Can you reproduce the data beneath, keeping every line exact?

═════ Stored rows ═════

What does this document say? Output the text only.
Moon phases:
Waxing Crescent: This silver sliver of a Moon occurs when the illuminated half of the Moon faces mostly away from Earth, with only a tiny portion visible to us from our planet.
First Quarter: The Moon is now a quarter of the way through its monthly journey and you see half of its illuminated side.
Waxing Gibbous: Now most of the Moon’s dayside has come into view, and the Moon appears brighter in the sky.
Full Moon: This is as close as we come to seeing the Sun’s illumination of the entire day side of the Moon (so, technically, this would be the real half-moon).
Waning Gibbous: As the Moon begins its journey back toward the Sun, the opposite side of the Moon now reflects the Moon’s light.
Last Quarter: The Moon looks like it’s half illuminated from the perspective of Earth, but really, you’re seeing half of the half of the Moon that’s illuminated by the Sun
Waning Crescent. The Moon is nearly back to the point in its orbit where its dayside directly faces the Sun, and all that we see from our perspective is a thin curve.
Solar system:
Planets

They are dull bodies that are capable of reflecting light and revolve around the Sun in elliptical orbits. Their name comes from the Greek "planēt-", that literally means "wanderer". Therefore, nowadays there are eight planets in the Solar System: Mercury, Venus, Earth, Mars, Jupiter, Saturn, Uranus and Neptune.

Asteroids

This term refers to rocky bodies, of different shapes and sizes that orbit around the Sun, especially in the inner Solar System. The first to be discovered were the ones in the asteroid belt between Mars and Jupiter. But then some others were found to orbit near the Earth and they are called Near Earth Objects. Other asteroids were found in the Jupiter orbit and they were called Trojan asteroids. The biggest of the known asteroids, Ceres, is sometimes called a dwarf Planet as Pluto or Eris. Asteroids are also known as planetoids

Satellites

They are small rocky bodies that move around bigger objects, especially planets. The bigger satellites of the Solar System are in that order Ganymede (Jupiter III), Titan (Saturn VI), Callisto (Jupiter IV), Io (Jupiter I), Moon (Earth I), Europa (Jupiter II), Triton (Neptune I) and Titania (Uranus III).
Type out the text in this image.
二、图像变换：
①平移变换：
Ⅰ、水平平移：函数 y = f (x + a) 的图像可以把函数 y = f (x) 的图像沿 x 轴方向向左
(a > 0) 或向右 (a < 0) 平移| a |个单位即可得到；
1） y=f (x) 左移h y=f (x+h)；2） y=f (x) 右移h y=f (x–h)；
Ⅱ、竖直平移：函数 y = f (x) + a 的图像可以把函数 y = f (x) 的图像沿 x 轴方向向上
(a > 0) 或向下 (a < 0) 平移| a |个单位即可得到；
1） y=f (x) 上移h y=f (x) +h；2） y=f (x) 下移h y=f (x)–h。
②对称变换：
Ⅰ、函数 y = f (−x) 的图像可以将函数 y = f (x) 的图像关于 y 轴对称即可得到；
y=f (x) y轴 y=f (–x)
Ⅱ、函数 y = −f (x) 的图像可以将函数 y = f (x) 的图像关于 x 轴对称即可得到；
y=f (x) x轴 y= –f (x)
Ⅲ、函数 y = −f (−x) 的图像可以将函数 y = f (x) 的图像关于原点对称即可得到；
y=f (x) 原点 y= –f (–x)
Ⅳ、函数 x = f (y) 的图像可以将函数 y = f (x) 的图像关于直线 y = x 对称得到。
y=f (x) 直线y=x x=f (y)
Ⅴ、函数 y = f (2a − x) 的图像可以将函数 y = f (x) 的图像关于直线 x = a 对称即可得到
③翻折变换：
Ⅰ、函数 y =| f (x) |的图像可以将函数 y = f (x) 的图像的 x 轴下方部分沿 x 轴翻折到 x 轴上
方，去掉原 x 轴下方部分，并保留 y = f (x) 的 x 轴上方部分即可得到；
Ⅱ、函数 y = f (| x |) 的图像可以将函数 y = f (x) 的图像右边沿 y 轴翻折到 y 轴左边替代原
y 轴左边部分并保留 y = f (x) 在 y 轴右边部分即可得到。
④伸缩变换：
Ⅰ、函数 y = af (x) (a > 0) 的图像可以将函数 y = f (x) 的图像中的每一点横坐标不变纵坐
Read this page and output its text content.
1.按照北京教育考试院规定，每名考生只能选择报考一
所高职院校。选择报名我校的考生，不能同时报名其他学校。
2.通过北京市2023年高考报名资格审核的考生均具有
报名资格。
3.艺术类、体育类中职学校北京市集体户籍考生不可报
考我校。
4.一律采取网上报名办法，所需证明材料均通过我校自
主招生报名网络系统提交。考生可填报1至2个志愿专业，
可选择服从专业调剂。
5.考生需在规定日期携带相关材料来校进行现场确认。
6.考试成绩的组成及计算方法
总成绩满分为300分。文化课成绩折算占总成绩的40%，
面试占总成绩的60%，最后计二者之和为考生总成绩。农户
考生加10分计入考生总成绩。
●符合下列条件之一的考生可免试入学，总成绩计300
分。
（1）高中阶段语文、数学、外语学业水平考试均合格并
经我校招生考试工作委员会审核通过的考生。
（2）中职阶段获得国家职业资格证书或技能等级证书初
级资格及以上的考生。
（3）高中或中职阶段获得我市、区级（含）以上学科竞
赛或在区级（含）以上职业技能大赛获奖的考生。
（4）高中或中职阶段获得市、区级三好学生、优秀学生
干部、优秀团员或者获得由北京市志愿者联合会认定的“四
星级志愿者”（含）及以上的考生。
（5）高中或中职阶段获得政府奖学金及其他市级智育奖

═════

§ **Task answer**:
What does this document say? Output the text only.
Moon phases:
Waxing Crescent: This silver sliver of a Moon occurs when the illuminated half of the Moon faces mostly away from Earth, with only a tiny portion visible to us from our planet.
First Quarter: The Moon is now a quarter of the way through its monthly journey and you see half of its illuminated side.
Waxing Gibbous: Now most of the Moon’s dayside has come into view, and the Moon appears brighter in the sky.
Full Moon: This is as close as we come to seeing the Sun’s illumination of the entire day side of the Moon (so, technically, this would be the real half-moon).
Waning Gibbous: As the Moon begins its journey back toward the Sun, the opposite side of the Moon now reflects the Moon’s light.
Last Quarter: The Moon looks like it’s half illuminated from the perspective of Earth, but really, you’re seeing half of the half of the Moon that’s illuminated by the Sun
Waning Crescent. The Moon is nearly back to the point in its orbit where its dayside directly faces the Sun, and all that we see from our perspective is a thin curve.
Solar system:
Planets

They are dull bodies that are capable of reflecting light and revolve around the Sun in elliptical orbits. Their name comes from the Greek "planēt-", that literally means "wanderer". Therefore, nowadays there are eight planets in the Solar System: Mercury, Venus, Earth, Mars, Jupiter, Saturn, Uranus and Neptune.

Asteroids

This term refers to rocky bodies, of different shapes and sizes that orbit around the Sun, especially in the inner Solar System. The first to be discovered were the ones in the asteroid belt between Mars and Jupiter. But then some others were found to orbit near the Earth and they are called Near Earth Objects. Other asteroids were found in the Jupiter orbit and they were called Trojan asteroids. The biggest of the known asteroids, Ceres, is sometimes called a dwarf Planet as Pluto or Eris. Asteroids are also known as planetoids

Satellites

They are small rocky bodies that move around bigger objects, especially planets. The bigger satellites of the Solar System are in that order Ganymede (Jupiter III), Titan (Saturn VI), Callisto (Jupiter IV), Io (Jupiter I), Moon (Earth I), Europa (Jupiter II), Triton (Neptune I) and Titania (Uranus III).
Type out the text in this image.
二、图像变换：
①平移变换：
Ⅰ、水平平移：函数 y = f (x + a) 的图像可以把函数 y = f (x) 的图像沿 x 轴方向向左
(a > 0) 或向右 (a < 0) 平移| a |个单位即可得到；
1） y=f (x) 左移h y=f (x+h)；2） y=f (x) 右移h y=f (x–h)；
Ⅱ、竖直平移：函数 y = f (x) + a 的图像可以把函数 y = f (x) 的图像沿 x 轴方向向上
(a > 0) 或向下 (a < 0) 平移| a |个单位即可得到；
1） y=f (x) 上移h y=f (x) +h；2） y=f (x) 下移h y=f (x)–h。
②对称变换：
Ⅰ、函数 y = f (−x) 的图像可以将函数 y = f (x) 的图像关于 y 轴对称即可得到；
y=f (x) y轴 y=f (–x)
Ⅱ、函数 y = −f (x) 的图像可以将函数 y = f (x) 的图像关于 x 轴对称即可得到；
y=f (x) x轴 y= –f (x)
Ⅲ、函数 y = −f (−x) 的图像可以将函数 y = f (x) 的图像关于原点对称即可得到；
y=f (x) 原点 y= –f (–x)
Ⅳ、函数 x = f (y) 的图像可以将函数 y = f (x) 的图像关于直线 y = x 对称得到。
y=f (x) 直线y=x x=f (y)
Ⅴ、函数 y = f (2a − x) 的图像可以将函数 y = f (x) 的图像关于直线 x = a 对称即可得到
③翻折变换：
Ⅰ、函数 y =| f (x) |的图像可以将函数 y = f (x) 的图像的 x 轴下方部分沿 x 轴翻折到 x 轴上
方，去掉原 x 轴下方部分，并保留 y = f (x) 的 x 轴上方部分即可得到；
Ⅱ、函数 y = f (| x |) 的图像可以将函数 y = f (x) 的图像右边沿 y 轴翻折到 y 轴左边替代原
y 轴左边部分并保留 y = f (x) 在 y 轴右边部分即可得到。
④伸缩变换：
Ⅰ、函数 y = af (x) (a > 0) 的图像可以将函数 y = f (x) 的图像中的每一点横坐标不变纵坐
Read this page and output its text content.
1.按照北京教育考试院规定，每名考生只能选择报考一
所高职院校。选择报名我校的考生，不能同时报名其他学校。
2.通过北京市2023年高考报名资格审核的考生均具有
报名资格。
3.艺术类、体育类中职学校北京市集体户籍考生不可报
考我校。
4.一律采取网上报名办法，所需证明材料均通过我校自
主招生报名网络系统提交。考生可填报1至2个志愿专业，
可选择服从专业调剂。
5.考生需在规定日期携带相关材料来校进行现场确认。
6.考试成绩的组成及计算方法
总成绩满分为300分。文化课成绩折算占总成绩的40%，
面试占总成绩的60%，最后计二者之和为考生总成绩。农户
考生加10分计入考生总成绩。
●符合下列条件之一的考生可免试入学，总成绩计300
分。
（1）高中阶段语文、数学、外语学业水平考试均合格并
经我校招生考试工作委员会审核通过的考生。
（2）中职阶段获得国家职业资格证书或技能等级证书初
级资格及以上的考生。
（3）高中或中职阶段获得我市、区级（含）以上学科竞
赛或在区级（含）以上职业技能大赛获奖的考生。
（4）高中或中职阶段获得市、区级三好学生、优秀学生
干部、优秀团员或者获得由北京市志愿者联合会认定的“四
星级志愿者”（含）及以上的考生。
（5）高中或中职阶段获得政府奖学金及其他市级智育奖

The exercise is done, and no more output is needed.